== Text shown ==

# Started bar conversion - don''t use jigsaw!



## takeaflight (May 9, 2005)

Started bar conversion yesterday, bought laminate blades for the jigsaw, proceeded to cut the table. Luckily I also bought a Stanly Fat Max fine tooth hand saw. What a mess using the jigsaw, the cardboard box section inside the table forced the blade to wander.

However using the hand saw I was able to sought it by trimming off the wagged edge. Phew !

Roy


----------



## GEMMY (Jun 19, 2006)

AND, always 'score' the laminate with a Stanley knife for the saw to follow , else the laminate will 'chip' :wink: 

tony


----------



## olley (May 1, 2005)

Use downward cutting blades, then finish of with a fine cut using a router.

Ian


----------



## Techno100 (May 8, 2010)

I cut mine with a metal cutting TCT blade on my 18 volt Makita circular saw. Only OK for straight lines though.








Edged with aluminium


----------



## grizzlyj (Oct 14, 2008)

===

- Written task 1:
In the laminate-cutting thread, rewrite the passage from "## olley (May" up to and including "straight lines though.", changing "circular saw" to "plunge saw".
- Written task 2:
In the laminate-cutting thread, what blade and tool did Techno100 use to cut the table?
- Written task 3:
Carry on the laminate-cutting thread from the point where it stops.

== Source material ==

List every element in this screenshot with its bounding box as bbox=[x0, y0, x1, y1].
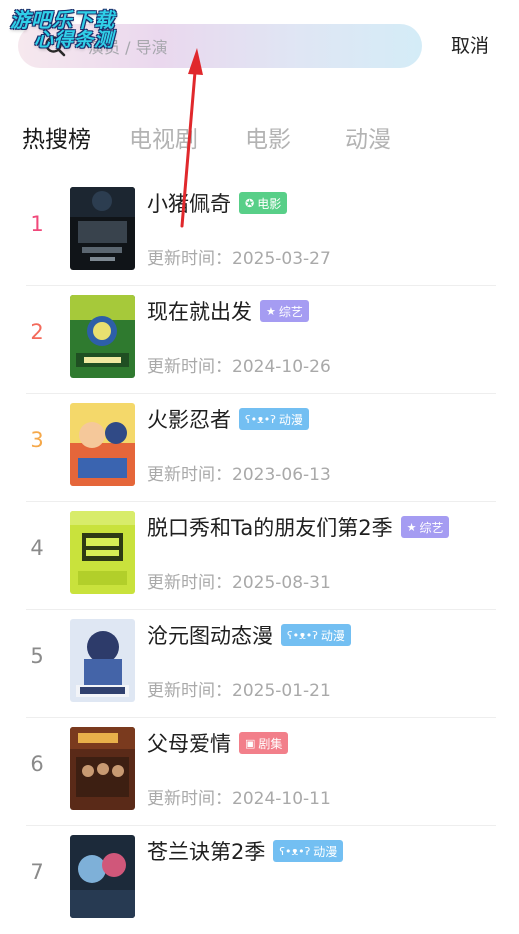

===

- Output 1:
## olley (May 1, 2005)

Use downward cutting blades, then finish of with a fine cut using a router.

Ian


----------



## Techno100 (May 8, 2010)

I cut mine with a metal cutting TCT blade on my 18 volt Makita plunge saw. Only OK for straight lines though.

- Output 2:
A metal cutting TCT blade on an 18 volt Makita circular saw.

- Output 3:
Interesting stuff

I have a few sheets of 3mm laminate I'll need to cut soon, one suggestion has been to just score several times with a sharp stanley blade then snap it. Straight lines only of course! 

Anyone tried that?


----------



## takeaflight (May 9, 2005)

The other thing I would recommend is use masking tape over the intended cut. 

My problem using the jigsaw with a laminate blade was not the laminate, it cut that with out problems in fact I bought a set of three Bosch blades two for straight cuts one for curves. The problem arose with the egg box section coursing the blade to go off line. The Stanley hand saw straight through without problems.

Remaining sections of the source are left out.